EXERCISE DETAILS. Give the records back in full, exactly as they read.

EXCERPTED DATA.

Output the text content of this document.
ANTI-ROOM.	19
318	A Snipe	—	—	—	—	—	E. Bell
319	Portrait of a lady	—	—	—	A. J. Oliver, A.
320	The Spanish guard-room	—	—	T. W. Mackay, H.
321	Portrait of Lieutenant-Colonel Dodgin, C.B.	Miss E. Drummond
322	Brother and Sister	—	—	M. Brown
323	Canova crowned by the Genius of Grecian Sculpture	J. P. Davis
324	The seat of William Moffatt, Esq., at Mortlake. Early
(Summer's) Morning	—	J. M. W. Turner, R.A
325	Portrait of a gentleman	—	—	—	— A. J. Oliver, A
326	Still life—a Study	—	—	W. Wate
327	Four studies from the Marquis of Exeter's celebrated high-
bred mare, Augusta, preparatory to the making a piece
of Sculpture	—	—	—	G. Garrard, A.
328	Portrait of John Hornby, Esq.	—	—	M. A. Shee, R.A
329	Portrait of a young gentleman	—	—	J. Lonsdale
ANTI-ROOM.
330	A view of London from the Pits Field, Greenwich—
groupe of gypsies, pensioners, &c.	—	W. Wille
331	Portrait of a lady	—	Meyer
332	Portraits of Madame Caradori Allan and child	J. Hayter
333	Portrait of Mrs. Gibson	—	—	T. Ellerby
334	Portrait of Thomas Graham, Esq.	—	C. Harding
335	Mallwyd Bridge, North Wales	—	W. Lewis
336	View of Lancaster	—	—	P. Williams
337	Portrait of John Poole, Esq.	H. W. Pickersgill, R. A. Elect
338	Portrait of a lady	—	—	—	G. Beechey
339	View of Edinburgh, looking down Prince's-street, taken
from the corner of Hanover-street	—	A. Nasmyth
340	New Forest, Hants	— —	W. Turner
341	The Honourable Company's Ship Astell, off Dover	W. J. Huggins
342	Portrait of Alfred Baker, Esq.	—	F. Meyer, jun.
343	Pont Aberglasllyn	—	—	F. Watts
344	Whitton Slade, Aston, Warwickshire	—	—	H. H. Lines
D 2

THE RESPONSE.
Output the text content of this document.
ANTI-ROOM.	19
318	A Snipe	—	—	—	—	—	E. Bell
319	Portrait of a lady	—	—	—	A. J. Oliver, A.
320	The Spanish guard-room	—	—	T. W. Mackay, H.
321	Portrait of Lieutenant-Colonel Dodgin, C.B.	Miss E. Drummond
322	Brother and Sister	—	—	M. Brown
323	Canova crowned by the Genius of Grecian Sculpture	J. P. Davis
324	The seat of William Moffatt, Esq., at Mortlake. Early
(Summer's) Morning	—	J. M. W. Turner, R.A
325	Portrait of a gentleman	—	—	—	— A. J. Oliver, A
326	Still life—a Study	—	—	W. Wate
327	Four studies from the Marquis of Exeter's celebrated high-
bred mare, Augusta, preparatory to the making a piece
of Sculpture	—	—	—	G. Garrard, A.
328	Portrait of John Hornby, Esq.	—	—	M. A. Shee, R.A
329	Portrait of a young gentleman	—	—	J. Lonsdale
ANTI-ROOM.
330	A view of London from the Pits Field, Greenwich—
groupe of gypsies, pensioners, &c.	—	W. Wille
331	Portrait of a lady	—	Meyer
332	Portraits of Madame Caradori Allan and child	J. Hayter
333	Portrait of Mrs. Gibson	—	—	T. Ellerby
334	Portrait of Thomas Graham, Esq.	—	C. Harding
335	Mallwyd Bridge, North Wales	—	W. Lewis
336	View of Lancaster	—	—	P. Williams
337	Portrait of John Poole, Esq.	H. W. Pickersgill, R. A. Elect
338	Portrait of a lady	—	—	—	G. Beechey
339	View of Edinburgh, looking down Prince's-street, taken
from the corner of Hanover-street	—	A. Nasmyth
340	New Forest, Hants	— —	W. Turner
341	The Honourable Company's Ship Astell, off Dover	W. J. Huggins
342	Portrait of Alfred Baker, Esq.	—	F. Meyer, jun.
343	Pont Aberglasllyn	—	—	F. Watts
344	Whitton Slade, Aston, Warwickshire	—	—	H. H. Lines
D 2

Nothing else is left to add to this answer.